• _EXERCISE_
Retype everything in the listing, leaving each line exactly as it is.

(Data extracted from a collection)
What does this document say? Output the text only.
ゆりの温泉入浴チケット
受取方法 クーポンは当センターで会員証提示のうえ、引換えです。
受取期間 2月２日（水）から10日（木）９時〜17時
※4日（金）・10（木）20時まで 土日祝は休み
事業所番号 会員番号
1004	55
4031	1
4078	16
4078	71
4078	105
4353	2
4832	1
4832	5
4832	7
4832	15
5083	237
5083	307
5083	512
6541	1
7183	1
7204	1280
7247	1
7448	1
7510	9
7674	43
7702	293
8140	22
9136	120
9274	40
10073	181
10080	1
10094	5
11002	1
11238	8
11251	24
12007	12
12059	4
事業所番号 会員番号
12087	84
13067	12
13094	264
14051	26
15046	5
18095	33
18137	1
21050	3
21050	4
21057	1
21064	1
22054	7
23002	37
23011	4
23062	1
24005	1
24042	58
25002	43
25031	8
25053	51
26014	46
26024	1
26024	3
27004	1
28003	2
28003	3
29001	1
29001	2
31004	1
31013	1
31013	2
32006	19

• _ANSWER FOR THIS EXERCISE_
What does this document say? Output the text only.
ゆりの温泉入浴チケット
受取方法 クーポンは当センターで会員証提示のうえ、引換えです。
受取期間 2月２日（水）から10日（木）９時〜17時
※4日（金）・10（木）20時まで 土日祝は休み
事業所番号 会員番号
1004	55
4031	1
4078	16
4078	71
4078	105
4353	2
4832	1
4832	5
4832	7
4832	15
5083	237
5083	307
5083	512
6541	1
7183	1
7204	1280
7247	1
7448	1
7510	9
7674	43
7702	293
8140	22
9136	120
9274	40
10073	181
10080	1
10094	5
11002	1
11238	8
11251	24
12007	12
12059	4
事業所番号 会員番号
12087	84
13067	12
13094	264
14051	26
15046	5
18095	33
18137	1
21050	3
21050	4
21057	1
21064	1
22054	7
23002	37
23011	4
23062	1
24005	1
24042	58
25002	43
25031	8
25053	51
26014	46
26024	1
26024	3
27004	1
28003	2
28003	3
29001	1
29001	2
31004	1
31013	1
31013	2
32006	19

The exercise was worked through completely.